# WHAT IS NEEDED:
Count the lines of the data that contain the string "catching". Reply with the number alone.
___ MATERIAL FOR THE TASK
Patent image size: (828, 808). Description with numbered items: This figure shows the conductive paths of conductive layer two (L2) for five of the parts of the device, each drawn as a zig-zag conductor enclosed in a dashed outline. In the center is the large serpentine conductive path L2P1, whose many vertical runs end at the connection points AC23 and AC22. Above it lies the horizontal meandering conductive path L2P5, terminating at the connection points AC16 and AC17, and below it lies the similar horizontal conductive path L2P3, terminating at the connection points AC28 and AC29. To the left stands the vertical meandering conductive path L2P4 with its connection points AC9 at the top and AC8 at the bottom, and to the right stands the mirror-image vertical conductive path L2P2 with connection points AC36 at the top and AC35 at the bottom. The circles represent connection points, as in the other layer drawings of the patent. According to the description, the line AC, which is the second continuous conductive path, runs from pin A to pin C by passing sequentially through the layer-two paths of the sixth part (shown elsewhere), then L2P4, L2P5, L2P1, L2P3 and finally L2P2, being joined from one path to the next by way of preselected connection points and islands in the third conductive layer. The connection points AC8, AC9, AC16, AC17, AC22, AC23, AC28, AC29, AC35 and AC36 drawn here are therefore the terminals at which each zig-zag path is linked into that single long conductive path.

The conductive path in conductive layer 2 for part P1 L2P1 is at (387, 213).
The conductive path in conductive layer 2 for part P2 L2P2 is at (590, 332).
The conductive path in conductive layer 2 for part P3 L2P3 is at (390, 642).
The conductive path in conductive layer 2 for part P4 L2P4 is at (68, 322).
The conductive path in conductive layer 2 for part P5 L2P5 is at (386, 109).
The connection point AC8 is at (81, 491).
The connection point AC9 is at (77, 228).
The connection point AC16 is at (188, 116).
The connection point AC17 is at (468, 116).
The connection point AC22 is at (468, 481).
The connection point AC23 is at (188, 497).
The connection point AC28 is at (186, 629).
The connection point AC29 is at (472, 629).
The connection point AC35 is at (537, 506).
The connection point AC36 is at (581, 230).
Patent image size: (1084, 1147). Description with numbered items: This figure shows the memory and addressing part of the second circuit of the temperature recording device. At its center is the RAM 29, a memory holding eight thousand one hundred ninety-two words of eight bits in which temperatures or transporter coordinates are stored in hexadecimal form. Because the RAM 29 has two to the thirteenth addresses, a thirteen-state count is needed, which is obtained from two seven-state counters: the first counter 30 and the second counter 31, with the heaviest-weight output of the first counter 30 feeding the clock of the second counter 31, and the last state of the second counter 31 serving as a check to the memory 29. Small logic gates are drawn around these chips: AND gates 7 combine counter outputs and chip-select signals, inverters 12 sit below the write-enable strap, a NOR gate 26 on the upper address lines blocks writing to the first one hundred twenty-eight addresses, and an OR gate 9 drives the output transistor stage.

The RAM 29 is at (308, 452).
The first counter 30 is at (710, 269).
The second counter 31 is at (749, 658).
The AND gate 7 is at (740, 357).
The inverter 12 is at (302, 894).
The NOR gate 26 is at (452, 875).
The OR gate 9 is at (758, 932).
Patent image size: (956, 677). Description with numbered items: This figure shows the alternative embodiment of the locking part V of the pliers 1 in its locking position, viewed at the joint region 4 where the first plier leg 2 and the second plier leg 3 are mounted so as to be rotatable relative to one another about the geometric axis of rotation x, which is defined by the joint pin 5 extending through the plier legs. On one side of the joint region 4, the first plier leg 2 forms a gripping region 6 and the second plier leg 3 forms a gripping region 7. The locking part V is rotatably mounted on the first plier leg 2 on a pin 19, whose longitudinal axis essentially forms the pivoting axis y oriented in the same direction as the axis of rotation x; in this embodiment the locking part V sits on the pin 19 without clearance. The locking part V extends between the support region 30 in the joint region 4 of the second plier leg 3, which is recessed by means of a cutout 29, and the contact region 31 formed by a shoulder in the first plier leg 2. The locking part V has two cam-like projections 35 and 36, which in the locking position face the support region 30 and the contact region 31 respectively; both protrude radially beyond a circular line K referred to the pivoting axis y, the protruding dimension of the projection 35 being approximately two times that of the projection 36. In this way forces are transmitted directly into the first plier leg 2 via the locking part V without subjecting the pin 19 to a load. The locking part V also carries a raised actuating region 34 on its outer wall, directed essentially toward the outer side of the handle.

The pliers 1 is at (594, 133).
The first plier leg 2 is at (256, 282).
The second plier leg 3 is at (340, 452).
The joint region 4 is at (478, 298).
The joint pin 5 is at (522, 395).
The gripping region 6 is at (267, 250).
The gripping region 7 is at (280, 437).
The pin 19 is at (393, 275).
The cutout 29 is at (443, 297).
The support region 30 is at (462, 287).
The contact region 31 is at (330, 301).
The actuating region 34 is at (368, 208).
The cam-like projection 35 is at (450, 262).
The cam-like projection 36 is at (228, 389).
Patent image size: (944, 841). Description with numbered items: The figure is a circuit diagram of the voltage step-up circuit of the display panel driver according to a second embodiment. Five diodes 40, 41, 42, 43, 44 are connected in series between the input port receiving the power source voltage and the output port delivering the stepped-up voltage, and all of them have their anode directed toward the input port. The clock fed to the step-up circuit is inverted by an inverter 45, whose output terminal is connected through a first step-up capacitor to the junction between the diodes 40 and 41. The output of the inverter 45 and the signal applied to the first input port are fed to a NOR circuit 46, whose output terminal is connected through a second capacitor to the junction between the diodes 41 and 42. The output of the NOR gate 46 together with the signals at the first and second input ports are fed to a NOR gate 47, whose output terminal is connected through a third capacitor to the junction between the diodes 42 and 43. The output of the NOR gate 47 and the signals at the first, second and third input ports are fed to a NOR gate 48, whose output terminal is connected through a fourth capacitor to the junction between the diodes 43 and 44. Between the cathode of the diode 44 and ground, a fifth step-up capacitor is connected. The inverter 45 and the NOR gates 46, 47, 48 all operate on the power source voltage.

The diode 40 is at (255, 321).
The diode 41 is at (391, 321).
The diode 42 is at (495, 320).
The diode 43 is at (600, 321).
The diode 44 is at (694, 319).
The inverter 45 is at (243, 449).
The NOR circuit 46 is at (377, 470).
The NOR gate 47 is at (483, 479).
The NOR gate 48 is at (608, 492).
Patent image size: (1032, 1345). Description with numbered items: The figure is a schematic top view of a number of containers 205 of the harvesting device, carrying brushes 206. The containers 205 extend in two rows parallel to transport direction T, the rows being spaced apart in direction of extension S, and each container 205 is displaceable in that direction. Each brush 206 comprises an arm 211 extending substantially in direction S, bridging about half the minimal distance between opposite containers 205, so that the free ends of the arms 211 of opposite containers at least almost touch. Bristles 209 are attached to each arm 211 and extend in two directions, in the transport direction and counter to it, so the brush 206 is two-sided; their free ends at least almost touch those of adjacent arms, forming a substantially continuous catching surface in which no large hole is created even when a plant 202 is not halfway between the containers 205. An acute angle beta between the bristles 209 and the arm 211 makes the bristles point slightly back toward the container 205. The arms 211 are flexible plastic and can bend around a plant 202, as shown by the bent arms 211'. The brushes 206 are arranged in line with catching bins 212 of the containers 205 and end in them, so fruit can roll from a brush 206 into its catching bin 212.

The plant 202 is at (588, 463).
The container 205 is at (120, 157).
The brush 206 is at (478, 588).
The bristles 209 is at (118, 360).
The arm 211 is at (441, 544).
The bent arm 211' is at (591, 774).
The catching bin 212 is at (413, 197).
______
# ANSWER TO THIS PROBLEM:
2